[Page element annotations]

>> start

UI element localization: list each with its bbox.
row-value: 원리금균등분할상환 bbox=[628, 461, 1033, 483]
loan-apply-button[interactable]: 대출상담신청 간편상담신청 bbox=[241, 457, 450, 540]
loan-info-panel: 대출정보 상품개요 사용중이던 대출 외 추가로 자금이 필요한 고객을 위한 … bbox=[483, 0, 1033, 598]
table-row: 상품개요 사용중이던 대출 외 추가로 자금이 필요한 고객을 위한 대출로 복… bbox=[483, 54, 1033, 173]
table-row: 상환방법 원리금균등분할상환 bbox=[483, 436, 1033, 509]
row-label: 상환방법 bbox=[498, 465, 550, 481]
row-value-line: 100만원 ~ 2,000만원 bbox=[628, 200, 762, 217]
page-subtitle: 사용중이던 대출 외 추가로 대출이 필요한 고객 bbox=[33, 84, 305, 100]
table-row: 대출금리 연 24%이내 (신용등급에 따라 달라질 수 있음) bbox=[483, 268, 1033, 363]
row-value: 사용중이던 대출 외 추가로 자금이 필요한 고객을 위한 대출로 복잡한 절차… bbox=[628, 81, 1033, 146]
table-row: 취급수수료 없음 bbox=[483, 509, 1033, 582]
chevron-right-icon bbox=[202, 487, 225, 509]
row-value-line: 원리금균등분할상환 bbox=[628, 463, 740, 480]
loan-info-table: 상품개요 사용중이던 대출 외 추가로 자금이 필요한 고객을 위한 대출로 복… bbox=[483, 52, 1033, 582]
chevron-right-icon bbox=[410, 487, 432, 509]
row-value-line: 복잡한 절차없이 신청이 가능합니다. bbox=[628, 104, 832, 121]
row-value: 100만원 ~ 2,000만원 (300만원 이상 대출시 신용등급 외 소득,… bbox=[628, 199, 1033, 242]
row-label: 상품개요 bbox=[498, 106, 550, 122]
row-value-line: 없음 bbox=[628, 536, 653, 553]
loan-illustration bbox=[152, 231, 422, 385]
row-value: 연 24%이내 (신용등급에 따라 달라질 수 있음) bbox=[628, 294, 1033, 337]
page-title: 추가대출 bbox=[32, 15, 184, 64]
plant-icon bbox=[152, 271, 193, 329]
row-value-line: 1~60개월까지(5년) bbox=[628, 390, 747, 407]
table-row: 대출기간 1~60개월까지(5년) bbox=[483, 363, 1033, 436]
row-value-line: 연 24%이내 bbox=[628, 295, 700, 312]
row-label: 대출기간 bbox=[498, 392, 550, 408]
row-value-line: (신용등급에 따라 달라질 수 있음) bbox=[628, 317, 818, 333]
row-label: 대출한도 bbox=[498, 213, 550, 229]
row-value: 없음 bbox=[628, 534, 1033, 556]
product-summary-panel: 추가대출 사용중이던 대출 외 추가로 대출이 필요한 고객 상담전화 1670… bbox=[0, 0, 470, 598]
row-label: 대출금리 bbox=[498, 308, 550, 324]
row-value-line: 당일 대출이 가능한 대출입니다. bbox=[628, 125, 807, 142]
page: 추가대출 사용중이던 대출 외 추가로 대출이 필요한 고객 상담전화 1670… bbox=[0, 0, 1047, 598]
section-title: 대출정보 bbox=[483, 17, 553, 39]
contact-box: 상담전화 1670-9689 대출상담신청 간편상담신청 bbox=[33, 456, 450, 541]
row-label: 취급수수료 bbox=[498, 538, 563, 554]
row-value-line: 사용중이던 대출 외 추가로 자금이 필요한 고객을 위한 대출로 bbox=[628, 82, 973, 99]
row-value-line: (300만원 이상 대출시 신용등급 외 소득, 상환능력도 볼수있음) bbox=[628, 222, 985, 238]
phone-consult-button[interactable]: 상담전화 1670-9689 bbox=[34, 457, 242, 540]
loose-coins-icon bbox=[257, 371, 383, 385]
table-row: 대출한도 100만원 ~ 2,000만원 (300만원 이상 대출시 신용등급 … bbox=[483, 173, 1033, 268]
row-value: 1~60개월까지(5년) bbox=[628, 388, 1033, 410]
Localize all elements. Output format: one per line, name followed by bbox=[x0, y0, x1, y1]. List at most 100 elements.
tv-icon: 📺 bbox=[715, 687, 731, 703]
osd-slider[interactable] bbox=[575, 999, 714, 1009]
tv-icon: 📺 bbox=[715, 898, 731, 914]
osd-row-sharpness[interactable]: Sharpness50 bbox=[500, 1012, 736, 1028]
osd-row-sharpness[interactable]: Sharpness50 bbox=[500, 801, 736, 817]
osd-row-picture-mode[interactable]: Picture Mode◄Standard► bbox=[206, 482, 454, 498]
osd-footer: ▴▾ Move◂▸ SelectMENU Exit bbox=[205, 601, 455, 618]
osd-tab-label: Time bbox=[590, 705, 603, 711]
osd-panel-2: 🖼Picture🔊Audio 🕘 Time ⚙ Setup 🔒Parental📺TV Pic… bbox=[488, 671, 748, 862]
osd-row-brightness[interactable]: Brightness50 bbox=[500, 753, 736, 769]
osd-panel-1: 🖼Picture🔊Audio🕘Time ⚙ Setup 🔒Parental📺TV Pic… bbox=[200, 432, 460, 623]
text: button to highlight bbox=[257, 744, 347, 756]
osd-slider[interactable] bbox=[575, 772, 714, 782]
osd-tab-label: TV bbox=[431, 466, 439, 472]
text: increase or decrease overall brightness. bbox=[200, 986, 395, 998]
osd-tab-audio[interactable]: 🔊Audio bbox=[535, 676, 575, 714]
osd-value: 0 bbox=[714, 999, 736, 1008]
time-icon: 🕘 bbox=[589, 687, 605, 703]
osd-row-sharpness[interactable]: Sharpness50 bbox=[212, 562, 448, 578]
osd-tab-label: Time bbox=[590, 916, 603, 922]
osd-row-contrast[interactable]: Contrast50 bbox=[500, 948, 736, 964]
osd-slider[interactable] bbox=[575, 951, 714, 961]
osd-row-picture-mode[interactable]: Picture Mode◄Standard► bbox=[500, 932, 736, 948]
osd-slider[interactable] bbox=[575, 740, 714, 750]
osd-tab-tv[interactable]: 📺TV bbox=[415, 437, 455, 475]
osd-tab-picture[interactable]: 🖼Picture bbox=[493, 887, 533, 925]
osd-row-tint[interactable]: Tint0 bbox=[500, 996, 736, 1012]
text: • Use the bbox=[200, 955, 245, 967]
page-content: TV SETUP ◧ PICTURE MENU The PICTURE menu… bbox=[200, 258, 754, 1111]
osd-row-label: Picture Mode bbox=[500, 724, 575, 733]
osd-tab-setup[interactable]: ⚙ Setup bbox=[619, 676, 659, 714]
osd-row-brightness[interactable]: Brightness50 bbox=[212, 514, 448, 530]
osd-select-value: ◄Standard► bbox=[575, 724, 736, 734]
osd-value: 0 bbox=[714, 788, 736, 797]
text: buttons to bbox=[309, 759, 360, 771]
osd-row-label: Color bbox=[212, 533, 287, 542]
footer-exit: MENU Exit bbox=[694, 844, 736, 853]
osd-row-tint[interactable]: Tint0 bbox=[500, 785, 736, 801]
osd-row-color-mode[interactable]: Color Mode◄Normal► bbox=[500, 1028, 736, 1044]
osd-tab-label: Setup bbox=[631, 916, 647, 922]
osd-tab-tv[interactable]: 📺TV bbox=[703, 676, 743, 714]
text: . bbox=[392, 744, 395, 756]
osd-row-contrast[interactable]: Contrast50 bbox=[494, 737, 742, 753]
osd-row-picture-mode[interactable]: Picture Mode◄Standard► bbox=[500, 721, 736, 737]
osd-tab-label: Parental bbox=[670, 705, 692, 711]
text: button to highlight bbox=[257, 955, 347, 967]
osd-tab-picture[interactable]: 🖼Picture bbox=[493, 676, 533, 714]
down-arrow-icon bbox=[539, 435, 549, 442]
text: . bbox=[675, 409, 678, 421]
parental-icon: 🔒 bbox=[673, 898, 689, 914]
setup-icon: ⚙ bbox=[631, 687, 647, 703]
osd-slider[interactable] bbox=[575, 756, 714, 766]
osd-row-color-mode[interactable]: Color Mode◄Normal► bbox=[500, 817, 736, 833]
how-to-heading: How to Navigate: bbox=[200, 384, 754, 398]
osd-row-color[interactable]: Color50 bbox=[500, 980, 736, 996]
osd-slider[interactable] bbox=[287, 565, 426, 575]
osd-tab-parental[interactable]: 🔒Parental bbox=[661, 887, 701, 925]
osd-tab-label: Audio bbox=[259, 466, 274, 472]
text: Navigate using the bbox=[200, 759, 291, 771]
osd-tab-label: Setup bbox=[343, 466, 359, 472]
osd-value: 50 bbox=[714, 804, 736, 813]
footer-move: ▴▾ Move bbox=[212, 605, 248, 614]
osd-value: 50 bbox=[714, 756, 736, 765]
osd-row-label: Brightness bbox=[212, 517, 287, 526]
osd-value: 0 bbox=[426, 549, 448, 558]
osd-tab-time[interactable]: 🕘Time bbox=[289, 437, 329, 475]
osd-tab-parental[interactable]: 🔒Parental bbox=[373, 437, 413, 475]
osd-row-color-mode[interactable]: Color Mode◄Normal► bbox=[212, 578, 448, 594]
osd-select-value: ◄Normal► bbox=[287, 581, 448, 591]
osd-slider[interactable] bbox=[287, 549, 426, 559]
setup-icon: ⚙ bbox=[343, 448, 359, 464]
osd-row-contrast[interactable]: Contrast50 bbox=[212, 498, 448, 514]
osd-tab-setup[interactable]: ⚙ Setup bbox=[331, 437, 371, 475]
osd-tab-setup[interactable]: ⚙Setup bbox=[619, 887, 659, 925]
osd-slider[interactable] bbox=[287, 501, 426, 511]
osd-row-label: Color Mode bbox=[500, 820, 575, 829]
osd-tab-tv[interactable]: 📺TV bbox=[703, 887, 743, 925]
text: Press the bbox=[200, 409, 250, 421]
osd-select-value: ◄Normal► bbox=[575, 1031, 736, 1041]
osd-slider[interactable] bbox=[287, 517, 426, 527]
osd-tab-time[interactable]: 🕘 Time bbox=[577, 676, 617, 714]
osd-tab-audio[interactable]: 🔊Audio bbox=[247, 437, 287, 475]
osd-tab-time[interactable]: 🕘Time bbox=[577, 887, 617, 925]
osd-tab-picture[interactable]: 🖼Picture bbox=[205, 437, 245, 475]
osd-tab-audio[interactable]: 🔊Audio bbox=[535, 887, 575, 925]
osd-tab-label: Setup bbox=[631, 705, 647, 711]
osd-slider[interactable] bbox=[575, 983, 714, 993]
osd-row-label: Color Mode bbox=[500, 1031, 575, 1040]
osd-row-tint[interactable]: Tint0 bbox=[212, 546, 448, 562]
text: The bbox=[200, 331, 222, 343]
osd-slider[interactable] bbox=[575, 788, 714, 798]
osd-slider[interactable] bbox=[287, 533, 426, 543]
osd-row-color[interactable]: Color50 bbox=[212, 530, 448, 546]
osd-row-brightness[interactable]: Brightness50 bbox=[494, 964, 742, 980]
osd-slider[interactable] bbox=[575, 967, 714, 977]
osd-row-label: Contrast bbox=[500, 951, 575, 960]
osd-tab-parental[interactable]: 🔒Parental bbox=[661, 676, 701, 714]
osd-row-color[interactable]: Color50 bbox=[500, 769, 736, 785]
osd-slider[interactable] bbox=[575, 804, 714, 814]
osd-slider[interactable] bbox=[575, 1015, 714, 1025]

>> end

Written task:
How many lines in the records above contain the string "chevron"? Reply with the number only.

Reply:
2